• Given problem: Set down every entry word for word. Omit the pictures.

• Provided data:

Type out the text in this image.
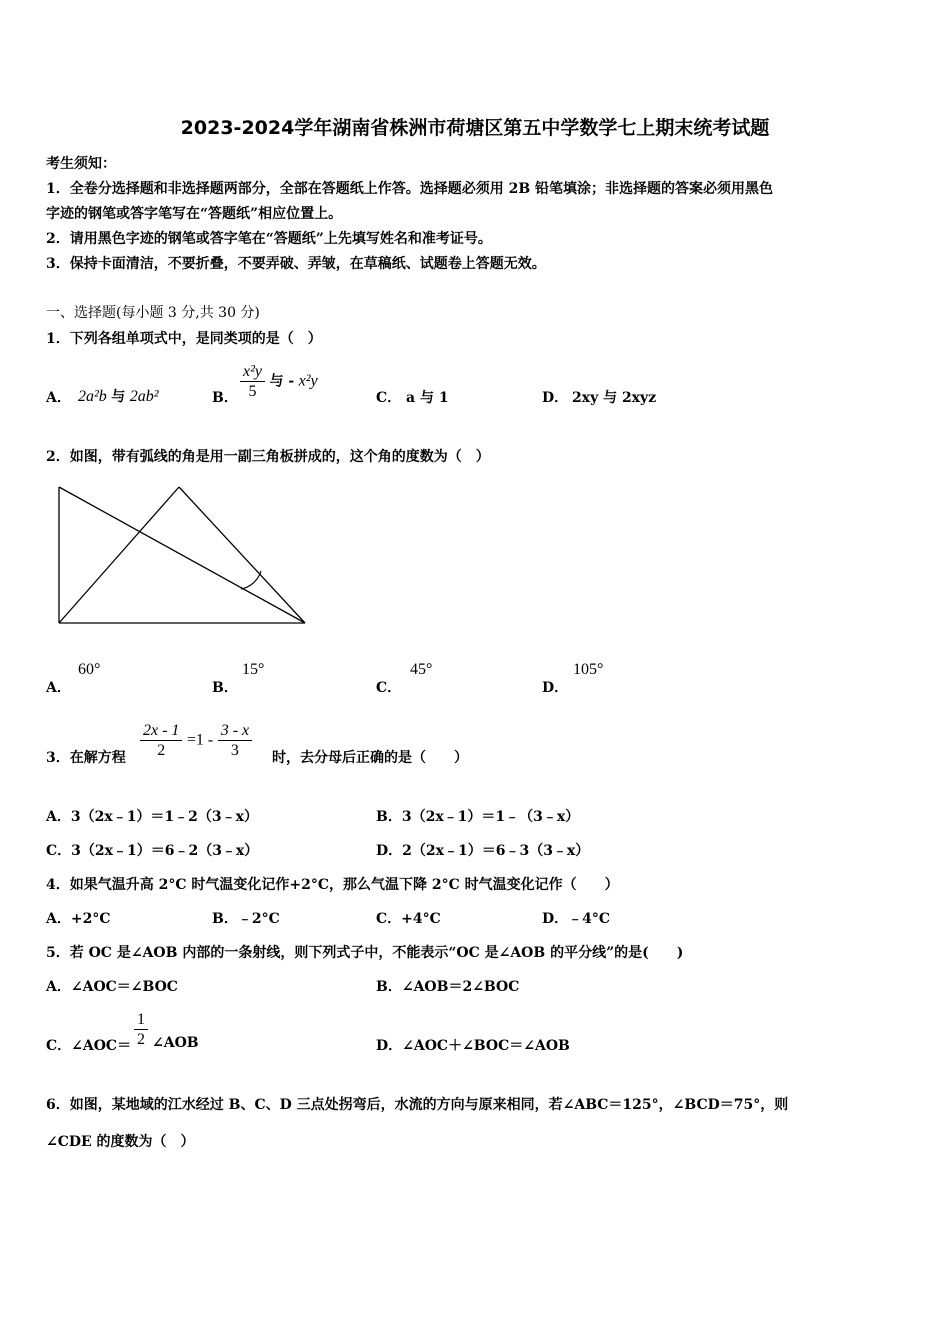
2023-2024学年湖南省株洲市荷塘区第五中学数学七上期末统考试题
考生须知：
1．全卷分选择题和非选择题两部分，全部在答题纸上作答。选择题必须用 2B 铅笔填涂；非选择题的答案必须用黑色
字迹的钢笔或答字笔写在“答题纸”相应位置上。
2．请用黑色字迹的钢笔或答字笔在“答题纸”上先填写姓名和准考证号。
3．保持卡面清洁，不要折叠，不要弄破、弄皱，在草稿纸、试题卷上答题无效。
一、选择题(每小题 3 分,共 30 分)
1．下列各组单项式中，是同类项的是（　）
A． 2a²b 与 2ab²	B． $\frac{\text{x²y}}{5}$ 与 - x²y
C． a 与 1	D． 2xy 与 2xyz
2．如图，带有弧线的角是用一副三角板拼成的，这个角的度数为（　）
A．
60°
B．
15°
C．
45°
D．
105°
3．在解方程 $\frac{2x - 1}{2} =1 - \frac{3 - x}{3}$ 时，去分母后正确的是（　　）
A．3（2x﹣1）＝1﹣2（3﹣x）	B．3（2x﹣1）＝1﹣（3﹣x）
C．3（2x﹣1）＝6﹣2（3﹣x）	D．2（2x﹣1）＝6﹣3（3﹣x）
4．如果气温升高 2°C 时气温变化记作+2°C，那么气温下降 2°C 时气温变化记作（　　）
A．+2°C	B．﹣2°C	C．+4°C	D．﹣4°C
5．若 OC 是∠AOB 内部的一条射线，则下列式子中，不能表示“OC 是∠AOB 的平分线”的是(　　)
A．∠AOC＝∠BOC	B．∠AOB＝2∠BOC
C．∠AOC＝ $\frac{1}{2}$ ∠AOB	D．∠AOC＋∠BOC＝∠AOB
6．如图，某地域的江水经过 B、C、D 三点处拐弯后，水流的方向与原来相同，若∠ABC＝125°，∠BCD＝75°，则
∠CDE 的度数为（　）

• Written response:
Type out the text in this image.
2023-2024学年湖南省株洲市荷塘区第五中学数学七上期末统考试题
考生须知：
1．全卷分选择题和非选择题两部分，全部在答题纸上作答。选择题必须用 2B 铅笔填涂；非选择题的答案必须用黑色
字迹的钢笔或答字笔写在“答题纸”相应位置上。
2．请用黑色字迹的钢笔或答字笔在“答题纸”上先填写姓名和准考证号。
3．保持卡面清洁，不要折叠，不要弄破、弄皱，在草稿纸、试题卷上答题无效。
一、选择题(每小题 3 分,共 30 分)
1．下列各组单项式中，是同类项的是（　）
A． 2a²b 与 2ab²	B． $\frac{\text{x²y}}{5}$ 与 - x²y
C． a 与 1	D． 2xy 与 2xyz
2．如图，带有弧线的角是用一副三角板拼成的，这个角的度数为（　）
A．
60°
B．
15°
C．
45°
D．
105°
3．在解方程 $\frac{2x - 1}{2} =1 - \frac{3 - x}{3}$ 时，去分母后正确的是（　　）
A．3（2x﹣1）＝1﹣2（3﹣x）	B．3（2x﹣1）＝1﹣（3﹣x）
C．3（2x﹣1）＝6﹣2（3﹣x）	D．2（2x﹣1）＝6﹣3（3﹣x）
4．如果气温升高 2°C 时气温变化记作+2°C，那么气温下降 2°C 时气温变化记作（　　）
A．+2°C	B．﹣2°C	C．+4°C	D．﹣4°C
5．若 OC 是∠AOB 内部的一条射线，则下列式子中，不能表示“OC 是∠AOB 的平分线”的是(　　)
A．∠AOC＝∠BOC	B．∠AOB＝2∠BOC
C．∠AOC＝ $\frac{1}{2}$ ∠AOB	D．∠AOC＋∠BOC＝∠AOB
6．如图，某地域的江水经过 B、C、D 三点处拐弯后，水流的方向与原来相同，若∠ABC＝125°，∠BCD＝75°，则
∠CDE 的度数为（　）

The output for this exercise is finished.